**Problem details:** Quote the data below in full, please, without altering anything.
━━━━━ Provided material
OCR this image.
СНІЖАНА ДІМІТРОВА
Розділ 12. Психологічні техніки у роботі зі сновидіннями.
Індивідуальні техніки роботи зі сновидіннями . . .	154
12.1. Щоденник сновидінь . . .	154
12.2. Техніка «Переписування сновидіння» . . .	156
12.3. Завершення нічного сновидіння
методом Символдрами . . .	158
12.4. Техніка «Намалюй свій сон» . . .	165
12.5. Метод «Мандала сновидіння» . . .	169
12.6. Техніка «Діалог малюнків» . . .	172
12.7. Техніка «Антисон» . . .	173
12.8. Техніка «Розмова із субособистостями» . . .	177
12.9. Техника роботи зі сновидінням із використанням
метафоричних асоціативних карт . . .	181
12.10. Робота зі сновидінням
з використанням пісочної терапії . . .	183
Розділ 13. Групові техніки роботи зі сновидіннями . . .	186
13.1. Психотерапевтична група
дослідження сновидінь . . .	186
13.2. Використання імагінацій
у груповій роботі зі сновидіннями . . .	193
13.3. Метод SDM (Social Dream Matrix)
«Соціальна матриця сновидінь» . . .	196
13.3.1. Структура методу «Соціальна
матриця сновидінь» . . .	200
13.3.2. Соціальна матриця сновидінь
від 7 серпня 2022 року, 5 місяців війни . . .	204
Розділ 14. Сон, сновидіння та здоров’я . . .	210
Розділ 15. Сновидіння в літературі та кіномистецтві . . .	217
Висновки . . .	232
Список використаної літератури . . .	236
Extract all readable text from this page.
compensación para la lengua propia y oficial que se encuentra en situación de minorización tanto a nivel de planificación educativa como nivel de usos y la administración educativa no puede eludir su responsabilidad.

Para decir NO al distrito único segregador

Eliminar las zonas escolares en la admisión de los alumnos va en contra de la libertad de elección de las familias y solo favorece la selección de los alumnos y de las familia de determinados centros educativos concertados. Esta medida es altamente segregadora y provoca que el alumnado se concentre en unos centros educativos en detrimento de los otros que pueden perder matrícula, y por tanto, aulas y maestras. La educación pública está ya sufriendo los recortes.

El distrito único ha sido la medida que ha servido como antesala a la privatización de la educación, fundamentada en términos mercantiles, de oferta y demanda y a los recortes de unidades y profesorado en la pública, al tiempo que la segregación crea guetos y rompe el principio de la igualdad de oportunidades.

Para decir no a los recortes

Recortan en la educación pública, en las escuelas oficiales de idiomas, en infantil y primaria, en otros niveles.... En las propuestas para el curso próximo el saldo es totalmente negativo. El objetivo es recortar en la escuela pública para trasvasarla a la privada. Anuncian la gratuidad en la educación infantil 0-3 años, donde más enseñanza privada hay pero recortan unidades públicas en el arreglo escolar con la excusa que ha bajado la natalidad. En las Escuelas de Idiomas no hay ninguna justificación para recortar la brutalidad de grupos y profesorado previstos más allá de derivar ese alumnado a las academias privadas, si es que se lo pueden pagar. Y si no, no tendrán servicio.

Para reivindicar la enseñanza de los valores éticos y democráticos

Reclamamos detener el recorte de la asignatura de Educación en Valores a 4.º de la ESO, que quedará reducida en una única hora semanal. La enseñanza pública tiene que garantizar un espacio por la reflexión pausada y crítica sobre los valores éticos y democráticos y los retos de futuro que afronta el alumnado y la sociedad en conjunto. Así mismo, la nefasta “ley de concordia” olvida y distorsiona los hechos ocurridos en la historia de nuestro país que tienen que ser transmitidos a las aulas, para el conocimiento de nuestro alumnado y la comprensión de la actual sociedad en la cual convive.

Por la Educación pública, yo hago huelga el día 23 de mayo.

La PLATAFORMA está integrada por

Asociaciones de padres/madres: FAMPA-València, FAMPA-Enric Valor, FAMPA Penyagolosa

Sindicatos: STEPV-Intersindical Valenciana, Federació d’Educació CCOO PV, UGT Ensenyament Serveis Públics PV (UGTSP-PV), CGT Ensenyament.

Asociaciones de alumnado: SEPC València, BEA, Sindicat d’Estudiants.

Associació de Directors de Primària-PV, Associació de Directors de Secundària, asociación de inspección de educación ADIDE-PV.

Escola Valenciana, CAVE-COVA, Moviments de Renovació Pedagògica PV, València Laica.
━━━━━━━━━━
**Final answer:**
OCR this image.
СНІЖАНА ДІМІТРОВА
Розділ 12. Психологічні техніки у роботі зі сновидіннями.
Індивідуальні техніки роботи зі сновидіннями . . .	154
12.1. Щоденник сновидінь . . .	154
12.2. Техніка «Переписування сновидіння» . . .	156
12.3. Завершення нічного сновидіння
методом Символдрами . . .	158
12.4. Техніка «Намалюй свій сон» . . .	165
12.5. Метод «Мандала сновидіння» . . .	169
12.6. Техніка «Діалог малюнків» . . .	172
12.7. Техніка «Антисон» . . .	173
12.8. Техніка «Розмова із субособистостями» . . .	177
12.9. Техника роботи зі сновидінням із використанням
метафоричних асоціативних карт . . .	181
12.10. Робота зі сновидінням
з використанням пісочної терапії . . .	183
Розділ 13. Групові техніки роботи зі сновидіннями . . .	186
13.1. Психотерапевтична група
дослідження сновидінь . . .	186
13.2. Використання імагінацій
у груповій роботі зі сновидіннями . . .	193
13.3. Метод SDM (Social Dream Matrix)
«Соціальна матриця сновидінь» . . .	196
13.3.1. Структура методу «Соціальна
матриця сновидінь» . . .	200
13.3.2. Соціальна матриця сновидінь
від 7 серпня 2022 року, 5 місяців війни . . .	204
Розділ 14. Сон, сновидіння та здоров’я . . .	210
Розділ 15. Сновидіння в літературі та кіномистецтві . . .	217
Висновки . . .	232
Список використаної літератури . . .	236
Extract all readable text from this page.
compensación para la lengua propia y oficial que se encuentra en situación de minorización tanto a nivel de planificación educativa como nivel de usos y la administración educativa no puede eludir su responsabilidad.

Para decir NO al distrito único segregador

Eliminar las zonas escolares en la admisión de los alumnos va en contra de la libertad de elección de las familias y solo favorece la selección de los alumnos y de las familia de determinados centros educativos concertados. Esta medida es altamente segregadora y provoca que el alumnado se concentre en unos centros educativos en detrimento de los otros que pueden perder matrícula, y por tanto, aulas y maestras. La educación pública está ya sufriendo los recortes.

El distrito único ha sido la medida que ha servido como antesala a la privatización de la educación, fundamentada en términos mercantiles, de oferta y demanda y a los recortes de unidades y profesorado en la pública, al tiempo que la segregación crea guetos y rompe el principio de la igualdad de oportunidades.

Para decir no a los recortes

Recortan en la educación pública, en las escuelas oficiales de idiomas, en infantil y primaria, en otros niveles.... En las propuestas para el curso próximo el saldo es totalmente negativo. El objetivo es recortar en la escuela pública para trasvasarla a la privada. Anuncian la gratuidad en la educación infantil 0-3 años, donde más enseñanza privada hay pero recortan unidades públicas en el arreglo escolar con la excusa que ha bajado la natalidad. En las Escuelas de Idiomas no hay ninguna justificación para recortar la brutalidad de grupos y profesorado previstos más allá de derivar ese alumnado a las academias privadas, si es que se lo pueden pagar. Y si no, no tendrán servicio.

Para reivindicar la enseñanza de los valores éticos y democráticos

Reclamamos detener el recorte de la asignatura de Educación en Valores a 4.º de la ESO, que quedará reducida en una única hora semanal. La enseñanza pública tiene que garantizar un espacio por la reflexión pausada y crítica sobre los valores éticos y democráticos y los retos de futuro que afronta el alumnado y la sociedad en conjunto. Así mismo, la nefasta “ley de concordia” olvida y distorsiona los hechos ocurridos en la historia de nuestro país que tienen que ser transmitidos a las aulas, para el conocimiento de nuestro alumnado y la comprensión de la actual sociedad en la cual convive.

Por la Educación pública, yo hago huelga el día 23 de mayo.

La PLATAFORMA está integrada por

Asociaciones de padres/madres: FAMPA-València, FAMPA-Enric Valor, FAMPA Penyagolosa

Sindicatos: STEPV-Intersindical Valenciana, Federació d’Educació CCOO PV, UGT Ensenyament Serveis Públics PV (UGTSP-PV), CGT Ensenyament.

Asociaciones de alumnado: SEPC València, BEA, Sindicat d’Estudiants.

Associació de Directors de Primària-PV, Associació de Directors de Secundària, asociación de inspección de educación ADIDE-PV.

Escola Valenciana, CAVE-COVA, Moviments de Renovació Pedagògica PV, València Laica.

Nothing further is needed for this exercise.